Problem
Copy the data word for word, keeping every line.

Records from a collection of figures
################
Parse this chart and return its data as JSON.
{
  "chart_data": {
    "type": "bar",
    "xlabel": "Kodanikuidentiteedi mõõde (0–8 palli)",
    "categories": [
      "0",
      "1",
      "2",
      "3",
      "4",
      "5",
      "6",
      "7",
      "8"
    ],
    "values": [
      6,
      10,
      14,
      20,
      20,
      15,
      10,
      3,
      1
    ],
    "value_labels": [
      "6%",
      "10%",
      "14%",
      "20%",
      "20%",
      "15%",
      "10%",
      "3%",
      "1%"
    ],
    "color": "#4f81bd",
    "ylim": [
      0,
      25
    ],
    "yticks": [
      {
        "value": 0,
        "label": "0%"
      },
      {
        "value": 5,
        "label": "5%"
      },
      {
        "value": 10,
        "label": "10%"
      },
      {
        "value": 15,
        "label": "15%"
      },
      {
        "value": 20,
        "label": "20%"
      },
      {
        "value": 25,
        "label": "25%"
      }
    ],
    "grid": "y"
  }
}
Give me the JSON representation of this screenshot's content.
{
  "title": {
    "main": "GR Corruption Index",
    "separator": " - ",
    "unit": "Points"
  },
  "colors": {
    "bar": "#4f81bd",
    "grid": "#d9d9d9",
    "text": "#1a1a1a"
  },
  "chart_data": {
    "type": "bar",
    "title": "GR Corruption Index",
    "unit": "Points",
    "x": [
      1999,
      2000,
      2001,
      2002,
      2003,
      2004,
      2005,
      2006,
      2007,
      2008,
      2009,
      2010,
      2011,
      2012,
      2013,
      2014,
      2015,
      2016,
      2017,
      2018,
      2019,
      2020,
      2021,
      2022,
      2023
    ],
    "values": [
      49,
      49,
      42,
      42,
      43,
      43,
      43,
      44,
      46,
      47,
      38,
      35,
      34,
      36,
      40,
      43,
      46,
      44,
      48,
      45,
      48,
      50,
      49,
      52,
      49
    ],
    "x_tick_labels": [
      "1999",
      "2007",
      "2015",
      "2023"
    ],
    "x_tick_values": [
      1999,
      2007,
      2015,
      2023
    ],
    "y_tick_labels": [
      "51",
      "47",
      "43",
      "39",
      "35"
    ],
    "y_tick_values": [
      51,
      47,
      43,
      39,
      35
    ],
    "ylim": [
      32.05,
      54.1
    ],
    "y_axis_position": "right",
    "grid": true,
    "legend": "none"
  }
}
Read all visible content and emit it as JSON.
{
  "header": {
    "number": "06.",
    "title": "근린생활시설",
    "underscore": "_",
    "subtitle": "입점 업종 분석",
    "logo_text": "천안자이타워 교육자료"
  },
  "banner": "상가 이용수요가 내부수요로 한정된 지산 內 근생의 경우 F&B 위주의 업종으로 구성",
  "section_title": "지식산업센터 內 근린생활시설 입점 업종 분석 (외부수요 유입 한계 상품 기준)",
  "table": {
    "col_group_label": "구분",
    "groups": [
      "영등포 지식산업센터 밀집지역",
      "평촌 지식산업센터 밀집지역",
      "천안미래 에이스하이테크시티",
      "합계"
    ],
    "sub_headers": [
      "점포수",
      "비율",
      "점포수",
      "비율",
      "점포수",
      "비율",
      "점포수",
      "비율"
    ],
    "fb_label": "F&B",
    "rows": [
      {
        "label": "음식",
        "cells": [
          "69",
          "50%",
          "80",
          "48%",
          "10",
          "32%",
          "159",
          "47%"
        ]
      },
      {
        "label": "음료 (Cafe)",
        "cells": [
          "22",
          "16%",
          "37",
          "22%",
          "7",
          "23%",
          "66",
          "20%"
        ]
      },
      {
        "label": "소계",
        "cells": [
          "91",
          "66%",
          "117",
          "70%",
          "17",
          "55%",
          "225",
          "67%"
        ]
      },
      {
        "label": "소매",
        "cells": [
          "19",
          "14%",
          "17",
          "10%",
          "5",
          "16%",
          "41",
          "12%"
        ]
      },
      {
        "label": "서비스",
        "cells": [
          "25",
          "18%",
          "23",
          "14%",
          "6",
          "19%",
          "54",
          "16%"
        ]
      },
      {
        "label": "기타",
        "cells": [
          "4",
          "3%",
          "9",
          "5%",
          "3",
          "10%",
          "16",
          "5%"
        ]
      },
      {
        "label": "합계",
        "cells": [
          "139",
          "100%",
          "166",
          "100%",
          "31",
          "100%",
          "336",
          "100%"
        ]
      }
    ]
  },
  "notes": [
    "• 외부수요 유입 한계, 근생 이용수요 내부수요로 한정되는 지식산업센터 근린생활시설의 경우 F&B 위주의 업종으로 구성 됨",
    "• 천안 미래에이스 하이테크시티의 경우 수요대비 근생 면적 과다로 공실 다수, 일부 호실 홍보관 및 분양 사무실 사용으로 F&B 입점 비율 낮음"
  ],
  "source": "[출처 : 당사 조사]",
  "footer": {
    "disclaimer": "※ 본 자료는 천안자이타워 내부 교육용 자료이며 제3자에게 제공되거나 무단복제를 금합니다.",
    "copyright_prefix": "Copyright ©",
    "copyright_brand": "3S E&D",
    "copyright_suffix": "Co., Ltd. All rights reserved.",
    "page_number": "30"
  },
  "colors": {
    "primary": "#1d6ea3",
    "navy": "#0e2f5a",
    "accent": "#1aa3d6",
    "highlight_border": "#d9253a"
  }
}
################
Task result
Parse this chart and return its data as JSON.
{
  "chart_data": {
    "type": "bar",
    "xlabel": "Kodanikuidentiteedi mõõde (0–8 palli)",
    "categories": [
      "0",
      "1",
      "2",
      "3",
      "4",
      "5",
      "6",
      "7",
      "8"
    ],
    "values": [
      6,
      10,
      14,
      20,
      20,
      15,
      10,
      3,
      1
    ],
    "value_labels": [
      "6%",
      "10%",
      "14%",
      "20%",
      "20%",
      "15%",
      "10%",
      "3%",
      "1%"
    ],
    "color": "#4f81bd",
    "ylim": [
      0,
      25
    ],
    "yticks": [
      {
        "value": 0,
        "label": "0%"
      },
      {
        "value": 5,
        "label": "5%"
      },
      {
        "value": 10,
        "label": "10%"
      },
      {
        "value": 15,
        "label": "15%"
      },
      {
        "value": 20,
        "label": "20%"
      },
      {
        "value": 25,
        "label": "25%"
      }
    ],
    "grid": "y"
  }
}
Give me the JSON representation of this screenshot's content.
{
  "title": {
    "main": "GR Corruption Index",
    "separator": " - ",
    "unit": "Points"
  },
  "colors": {
    "bar": "#4f81bd",
    "grid": "#d9d9d9",
    "text": "#1a1a1a"
  },
  "chart_data": {
    "type": "bar",
    "title": "GR Corruption Index",
    "unit": "Points",
    "x": [
      1999,
      2000,
      2001,
      2002,
      2003,
      2004,
      2005,
      2006,
      2007,
      2008,
      2009,
      2010,
      2011,
      2012,
      2013,
      2014,
      2015,
      2016,
      2017,
      2018,
      2019,
      2020,
      2021,
      2022,
      2023
    ],
    "values": [
      49,
      49,
      42,
      42,
      43,
      43,
      43,
      44,
      46,
      47,
      38,
      35,
      34,
      36,
      40,
      43,
      46,
      44,
      48,
      45,
      48,
      50,
      49,
      52,
      49
    ],
    "x_tick_labels": [
      "1999",
      "2007",
      "2015",
      "2023"
    ],
    "x_tick_values": [
      1999,
      2007,
      2015,
      2023
    ],
    "y_tick_labels": [
      "51",
      "47",
      "43",
      "39",
      "35"
    ],
    "y_tick_values": [
      51,
      47,
      43,
      39,
      35
    ],
    "ylim": [
      32.05,
      54.1
    ],
    "y_axis_position": "right",
    "grid": true,
    "legend": "none"
  }
}
Read all visible content and emit it as JSON.
{
  "header": {
    "number": "06.",
    "title": "근린생활시설",
    "underscore": "_",
    "subtitle": "입점 업종 분석",
    "logo_text": "천안자이타워 교육자료"
  },
  "banner": "상가 이용수요가 내부수요로 한정된 지산 內 근생의 경우 F&B 위주의 업종으로 구성",
  "section_title": "지식산업센터 內 근린생활시설 입점 업종 분석 (외부수요 유입 한계 상품 기준)",
  "table": {
    "col_group_label": "구분",
    "groups": [
      "영등포 지식산업센터 밀집지역",
      "평촌 지식산업센터 밀집지역",
      "천안미래 에이스하이테크시티",
      "합계"
    ],
    "sub_headers": [
      "점포수",
      "비율",
      "점포수",
      "비율",
      "점포수",
      "비율",
      "점포수",
      "비율"
    ],
    "fb_label": "F&B",
    "rows": [
      {
        "label": "음식",
        "cells": [
          "69",
          "50%",
          "80",
          "48%",
          "10",
          "32%",
          "159",
          "47%"
        ]
      },
      {
        "label": "음료 (Cafe)",
        "cells": [
          "22",
          "16%",
          "37",
          "22%",
          "7",
          "23%",
          "66",
          "20%"
        ]
      },
      {
        "label": "소계",
        "cells": [
          "91",
          "66%",
          "117",
          "70%",
          "17",
          "55%",
          "225",
          "67%"
        ]
      },
      {
        "label": "소매",
        "cells": [
          "19",
          "14%",
          "17",
          "10%",
          "5",
          "16%",
          "41",
          "12%"
        ]
      },
      {
        "label": "서비스",
        "cells": [
          "25",
          "18%",
          "23",
          "14%",
          "6",
          "19%",
          "54",
          "16%"
        ]
      },
      {
        "label": "기타",
        "cells": [
          "4",
          "3%",
          "9",
          "5%",
          "3",
          "10%",
          "16",
          "5%"
        ]
      },
      {
        "label": "합계",
        "cells": [
          "139",
          "100%",
          "166",
          "100%",
          "31",
          "100%",
          "336",
          "100%"
        ]
      }
    ]
  },
  "notes": [
    "• 외부수요 유입 한계, 근생 이용수요 내부수요로 한정되는 지식산업센터 근린생활시설의 경우 F&B 위주의 업종으로 구성 됨",
    "• 천안 미래에이스 하이테크시티의 경우 수요대비 근생 면적 과다로 공실 다수, 일부 호실 홍보관 및 분양 사무실 사용으로 F&B 입점 비율 낮음"
  ],
  "source": "[출처 : 당사 조사]",
  "footer": {
    "disclaimer": "※ 본 자료는 천안자이타워 내부 교육용 자료이며 제3자에게 제공되거나 무단복제를 금합니다.",
    "copyright_prefix": "Copyright ©",
    "copyright_brand": "3S E&D",
    "copyright_suffix": "Co., Ltd. All rights reserved.",
    "page_number": "30"
  },
  "colors": {
    "primary": "#1d6ea3",
    "navy": "#0e2f5a",
    "accent": "#1aa3d6",
    "highlight_border": "#d9253a"
  }
}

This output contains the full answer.